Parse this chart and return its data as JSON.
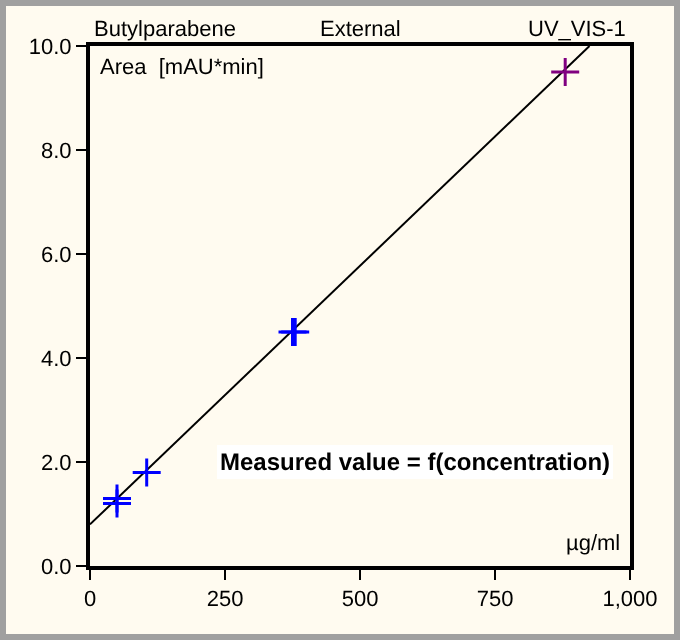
{
  "chart_data": {
    "type": "scatter",
    "title": "Butylparabene",
    "subtitle": "External",
    "ylabel": "Area  [mAU*min]",
    "xlabel": "µg/ml",
    "annotations": [
      "UV_VIS-1",
      "Measured value = f(concentration)"
    ],
    "xlim": [
      0,
      1000
    ],
    "xticks": [
      0,
      250,
      500,
      750,
      {
        "value": 1000,
        "label": "1,000"
      }
    ],
    "ylim": [
      0,
      10
    ],
    "yticks": [
      {
        "value": 0,
        "label": "0.0"
      },
      {
        "value": 2,
        "label": "2.0"
      },
      {
        "value": 4,
        "label": "4.0"
      },
      {
        "value": 6,
        "label": "6.0"
      },
      {
        "value": 8,
        "label": "8.0"
      },
      {
        "value": 10,
        "label": "10.0"
      }
    ],
    "grid": false,
    "legend": false,
    "series": [
      {
        "type": "line",
        "color": "#000000",
        "x": [
          0,
          925
        ],
        "values": [
          0.8,
          10
        ],
        "line_style": "solid",
        "marker": "none"
      },
      {
        "marker": "cross",
        "colors": [
          "#0000ff",
          "#0000ff",
          "#0000ff",
          "#0000ff",
          "#0000ff",
          "#800080"
        ],
        "x": [
          50,
          50,
          105,
          375,
          380,
          880
        ],
        "values": [
          1.2,
          1.3,
          1.8,
          4.5,
          4.5,
          9.5
        ]
      }
    ]
  }
}
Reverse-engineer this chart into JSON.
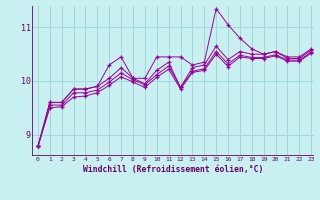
{
  "xlabel": "Windchill (Refroidissement éolien,°C)",
  "bg_color": "#c8f0f0",
  "line_color": "#990099",
  "grid_color": "#a0d8d8",
  "axis_color": "#660066",
  "xlim": [
    -0.5,
    23.2
  ],
  "ylim": [
    8.6,
    11.4
  ],
  "yticks": [
    9,
    10,
    11
  ],
  "xticks": [
    0,
    1,
    2,
    3,
    4,
    5,
    6,
    7,
    8,
    9,
    10,
    11,
    12,
    13,
    14,
    15,
    16,
    17,
    18,
    19,
    20,
    21,
    22,
    23
  ],
  "series": [
    [
      8.78,
      9.6,
      9.6,
      9.85,
      9.85,
      9.9,
      10.3,
      10.45,
      10.05,
      10.05,
      10.45,
      10.45,
      10.45,
      10.3,
      10.35,
      11.35,
      11.05,
      10.8,
      10.6,
      10.5,
      10.55,
      10.45,
      10.45,
      10.6
    ],
    [
      8.78,
      9.6,
      9.6,
      9.85,
      9.85,
      9.9,
      10.05,
      10.25,
      10.05,
      9.95,
      10.2,
      10.35,
      9.88,
      10.25,
      10.3,
      10.65,
      10.4,
      10.55,
      10.5,
      10.5,
      10.55,
      10.42,
      10.42,
      10.58
    ],
    [
      8.78,
      9.55,
      9.55,
      9.78,
      9.78,
      9.83,
      9.98,
      10.15,
      10.02,
      9.93,
      10.12,
      10.28,
      9.88,
      10.18,
      10.23,
      10.55,
      10.32,
      10.48,
      10.44,
      10.44,
      10.49,
      10.39,
      10.39,
      10.54
    ],
    [
      8.78,
      9.5,
      9.52,
      9.7,
      9.72,
      9.78,
      9.92,
      10.08,
      9.98,
      9.88,
      10.07,
      10.22,
      9.85,
      10.16,
      10.2,
      10.5,
      10.27,
      10.45,
      10.42,
      10.42,
      10.47,
      10.37,
      10.37,
      10.52
    ]
  ]
}
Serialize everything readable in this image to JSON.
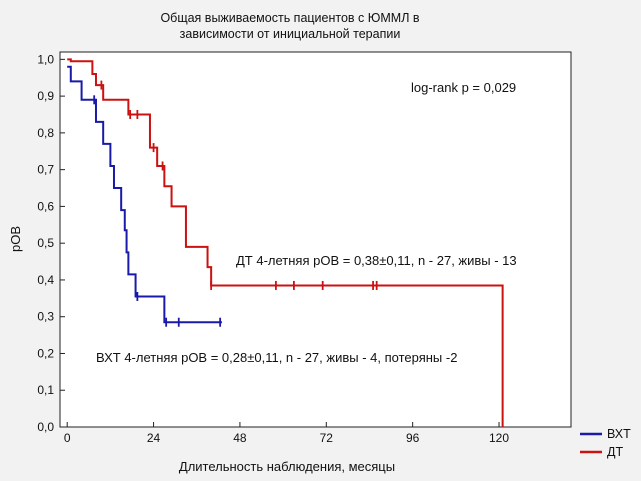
{
  "chart_data": {
    "type": "line",
    "subtype": "kaplan-meier",
    "title_lines": [
      "Общая выживаемость пациентов с ЮММЛ в",
      "зависимости от инициальной терапии"
    ],
    "xlabel": "Длительность наблюдения, месяцы",
    "ylabel": "pOB",
    "xlim": [
      -2,
      140
    ],
    "ylim": [
      0,
      1.02
    ],
    "x_ticks": [
      0,
      24,
      48,
      72,
      96,
      120
    ],
    "x_tick_labels": [
      "0",
      "24",
      "48",
      "72",
      "96",
      "120"
    ],
    "y_ticks": [
      0,
      0.1,
      0.2,
      0.3,
      0.4,
      0.5,
      0.6,
      0.7,
      0.8,
      0.9,
      1.0
    ],
    "y_tick_labels": [
      "0,0",
      "0,1",
      "0,2",
      "0,3",
      "0,4",
      "0,5",
      "0,6",
      "0,7",
      "0,8",
      "0,9",
      "1,0"
    ],
    "grid": false,
    "legend_position": "bottom-right",
    "series": [
      {
        "name": "ВХТ",
        "color": "#1a1aa8",
        "steps": [
          [
            0,
            0.98
          ],
          [
            1,
            0.94
          ],
          [
            4,
            0.89
          ],
          [
            8,
            0.83
          ],
          [
            10,
            0.77
          ],
          [
            12,
            0.71
          ],
          [
            13,
            0.65
          ],
          [
            15,
            0.59
          ],
          [
            16,
            0.535
          ],
          [
            16.5,
            0.475
          ],
          [
            17,
            0.415
          ],
          [
            19,
            0.355
          ],
          [
            27,
            0.285
          ],
          [
            43,
            0.285
          ]
        ],
        "censored": [
          [
            7.5,
            0.89
          ],
          [
            19.5,
            0.355
          ],
          [
            27.5,
            0.285
          ],
          [
            31,
            0.285
          ],
          [
            42.5,
            0.285
          ]
        ]
      },
      {
        "name": "ДТ",
        "color": "#cc1111",
        "steps": [
          [
            0,
            1.0
          ],
          [
            1,
            0.995
          ],
          [
            7,
            0.96
          ],
          [
            8,
            0.93
          ],
          [
            10,
            0.89
          ],
          [
            17,
            0.85
          ],
          [
            23,
            0.76
          ],
          [
            25,
            0.71
          ],
          [
            27,
            0.655
          ],
          [
            29,
            0.6
          ],
          [
            33,
            0.49
          ],
          [
            39,
            0.435
          ],
          [
            40,
            0.385
          ],
          [
            120,
            0.385
          ],
          [
            121,
            0.0
          ]
        ],
        "censored": [
          [
            9.5,
            0.93
          ],
          [
            17.5,
            0.85
          ],
          [
            19.5,
            0.85
          ],
          [
            24,
            0.76
          ],
          [
            26.5,
            0.71
          ],
          [
            40,
            0.385
          ],
          [
            58,
            0.385
          ],
          [
            63,
            0.385
          ],
          [
            71,
            0.385
          ],
          [
            85,
            0.385
          ],
          [
            86,
            0.385
          ]
        ]
      }
    ],
    "annotations": {
      "logrank": "log-rank p = 0,029",
      "dt": "ДТ 4-летняя pOB = 0,38±0,11, n - 27, живы - 13",
      "vxt": "ВХТ 4-летняя pOB = 0,28±0,11, n - 27, живы - 4, потеряны -2"
    },
    "legend": [
      {
        "label": "ВХТ",
        "color": "#1a1aa8"
      },
      {
        "label": "ДТ",
        "color": "#cc1111"
      }
    ]
  }
}
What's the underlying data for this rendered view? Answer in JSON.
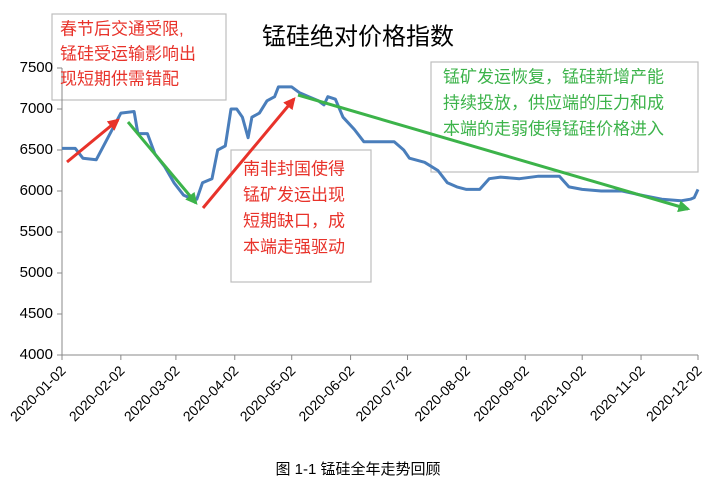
{
  "chart_data": {
    "type": "line",
    "title": "锰硅绝对价格指数",
    "caption": "图 1-1 锰硅全年走势回顾",
    "x": [
      "2020-01-02",
      "2020-01-09",
      "2020-01-13",
      "2020-01-20",
      "2020-02-02",
      "2020-02-09",
      "2020-02-11",
      "2020-02-16",
      "2020-02-20",
      "2020-02-25",
      "2020-03-01",
      "2020-03-06",
      "2020-03-11",
      "2020-03-13",
      "2020-03-16",
      "2020-03-21",
      "2020-03-24",
      "2020-03-28",
      "2020-03-31",
      "2020-04-03",
      "2020-04-06",
      "2020-04-09",
      "2020-04-11",
      "2020-04-15",
      "2020-04-19",
      "2020-04-23",
      "2020-04-25",
      "2020-05-02",
      "2020-05-06",
      "2020-05-11",
      "2020-05-16",
      "2020-05-19",
      "2020-05-21",
      "2020-05-25",
      "2020-05-29",
      "2020-06-04",
      "2020-06-09",
      "2020-06-25",
      "2020-06-30",
      "2020-07-03",
      "2020-07-11",
      "2020-07-18",
      "2020-07-23",
      "2020-07-28",
      "2020-08-02",
      "2020-08-09",
      "2020-08-14",
      "2020-08-20",
      "2020-08-30",
      "2020-09-09",
      "2020-09-20",
      "2020-09-25",
      "2020-10-02",
      "2020-10-12",
      "2020-10-23",
      "2020-11-02",
      "2020-11-13",
      "2020-11-23",
      "2020-11-28",
      "2020-11-30",
      "2020-12-02"
    ],
    "series": [
      {
        "color": "#4a7ebb",
        "values": [
          6520,
          6520,
          6400,
          6380,
          6950,
          6970,
          6700,
          6700,
          6450,
          6300,
          6100,
          5950,
          5900,
          5900,
          6100,
          6150,
          6500,
          6550,
          7000,
          7000,
          6900,
          6650,
          6900,
          6950,
          7100,
          7150,
          7270,
          7270,
          7200,
          7150,
          7100,
          7050,
          7150,
          7120,
          6900,
          6750,
          6600,
          6600,
          6500,
          6400,
          6350,
          6250,
          6100,
          6050,
          6020,
          6020,
          6150,
          6170,
          6150,
          6180,
          6180,
          6050,
          6020,
          6000,
          6000,
          5950,
          5900,
          5880,
          5900,
          5920,
          6020
        ]
      }
    ],
    "xlim": [
      "2020-01-02",
      "2020-12-02"
    ],
    "xticks": [
      "2020-01-02",
      "2020-02-02",
      "2020-03-02",
      "2020-04-02",
      "2020-05-02",
      "2020-06-02",
      "2020-07-02",
      "2020-08-02",
      "2020-09-02",
      "2020-10-02",
      "2020-11-02",
      "2020-12-02"
    ],
    "ylim": [
      4000,
      7500
    ],
    "yticks": [
      4000,
      4500,
      5000,
      5500,
      6000,
      6500,
      7000,
      7500
    ],
    "annotations": [
      {
        "color": "#e8322a",
        "lines": [
          "春节后交通受限,",
          "锰硅受运输影响出",
          "现短期供需错配"
        ]
      },
      {
        "color": "#e8322a",
        "lines": [
          "南非封国使得",
          "锰矿发运出现",
          "短期缺口，成",
          "本端走强驱动"
        ]
      },
      {
        "color": "#3cb34a",
        "lines": [
          "锰矿发运恢复，锰硅新增产能",
          "持续投放，供应端的压力和成",
          "本端的走弱使得锰硅价格进入"
        ]
      }
    ]
  }
}
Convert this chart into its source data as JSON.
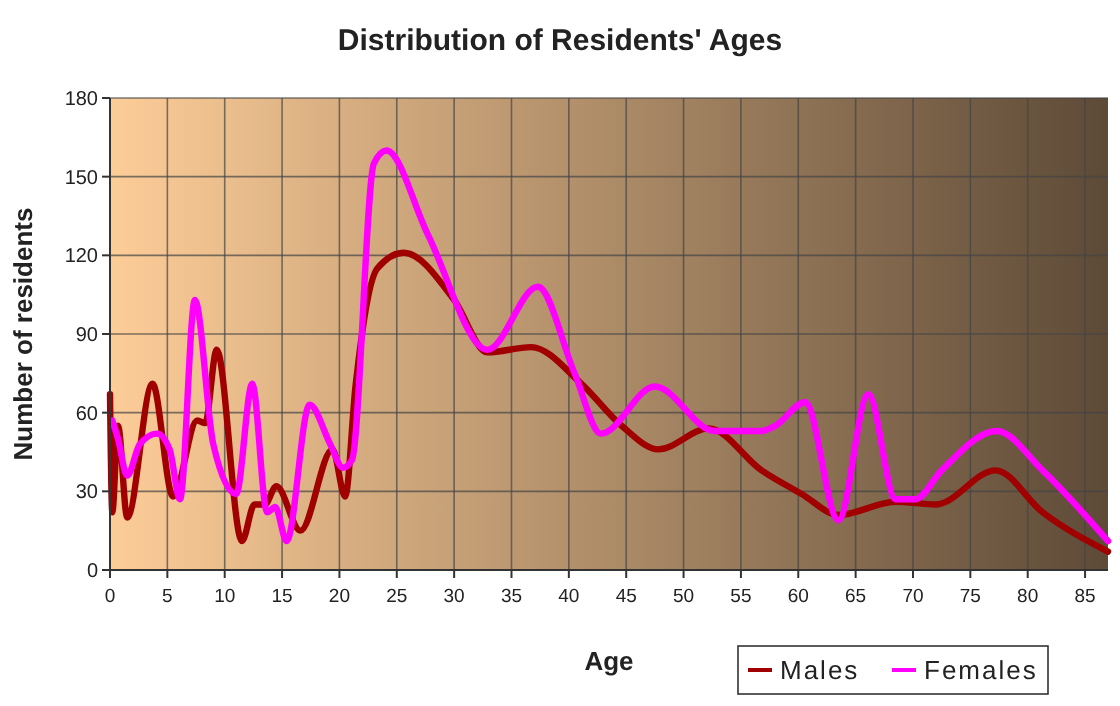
{
  "chart_data": {
    "type": "line",
    "title": "Distribution of Residents' Ages",
    "xlabel": "Age",
    "ylabel": "Number of residents",
    "xlim": [
      0,
      87
    ],
    "xticks": [
      0,
      5,
      10,
      15,
      20,
      25,
      30,
      35,
      40,
      45,
      50,
      55,
      60,
      65,
      70,
      75,
      80,
      85
    ],
    "ylim": [
      0,
      180
    ],
    "yticks": [
      0,
      30,
      60,
      90,
      120,
      150,
      180
    ],
    "grid": true,
    "legend": "bottom right",
    "marker": "none",
    "line_style": "solid",
    "series": [
      {
        "name": "Males",
        "color": "#a00000",
        "x": [
          0,
          0.2,
          0.7,
          1.5,
          3.7,
          5.5,
          7.6,
          8.3,
          9.3,
          11.5,
          12.6,
          13.5,
          14.5,
          16.6,
          19.4,
          20.5,
          21.4,
          23.3,
          25.6,
          30,
          32.9,
          36.7,
          41.1,
          44.6,
          47.8,
          52.2,
          56.8,
          60.3,
          63.5,
          68.5,
          72,
          77.2,
          81.3,
          87
        ],
        "values": [
          67,
          22,
          55,
          20,
          71,
          28,
          57,
          56,
          84,
          11,
          25,
          25,
          32,
          15,
          46,
          28,
          70,
          115,
          121,
          103,
          83,
          85,
          71,
          55,
          46,
          54,
          38,
          29,
          21,
          26,
          25,
          38,
          22,
          7
        ]
      },
      {
        "name": "Females",
        "color": "#ff00ff",
        "x": [
          0.2,
          0.7,
          1.5,
          2.6,
          4.1,
          5.2,
          6.1,
          7.4,
          9,
          11,
          12.4,
          13.7,
          14.4,
          15.4,
          17.4,
          19.2,
          20.3,
          21.1,
          23,
          24.1,
          27.7,
          32.9,
          37.3,
          40.5,
          42.8,
          47.5,
          52.7,
          56.8,
          58,
          60.6,
          63.5,
          66.1,
          68.5,
          70.2,
          72.5,
          77.3,
          81.3,
          87
        ],
        "values": [
          57,
          50,
          36,
          48,
          52,
          46,
          27,
          103,
          48,
          29,
          71,
          22,
          24,
          11,
          63,
          48,
          39,
          42,
          155,
          160,
          128,
          84,
          108,
          75,
          52,
          70,
          53,
          53,
          55,
          64,
          19,
          67,
          27,
          27,
          38,
          53,
          38,
          11
        ]
      }
    ]
  }
}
========
Gather up the lines containing the word "летняя" from these records and copy them.

      "dt": "ДТ 4-летняя pOB = 0,38±0,11, n - 27, живы - 13",
      "vxt": "ВХТ 4-летняя pOB = 0,28±0,11, n - 27, живы - 4, потеряны -2"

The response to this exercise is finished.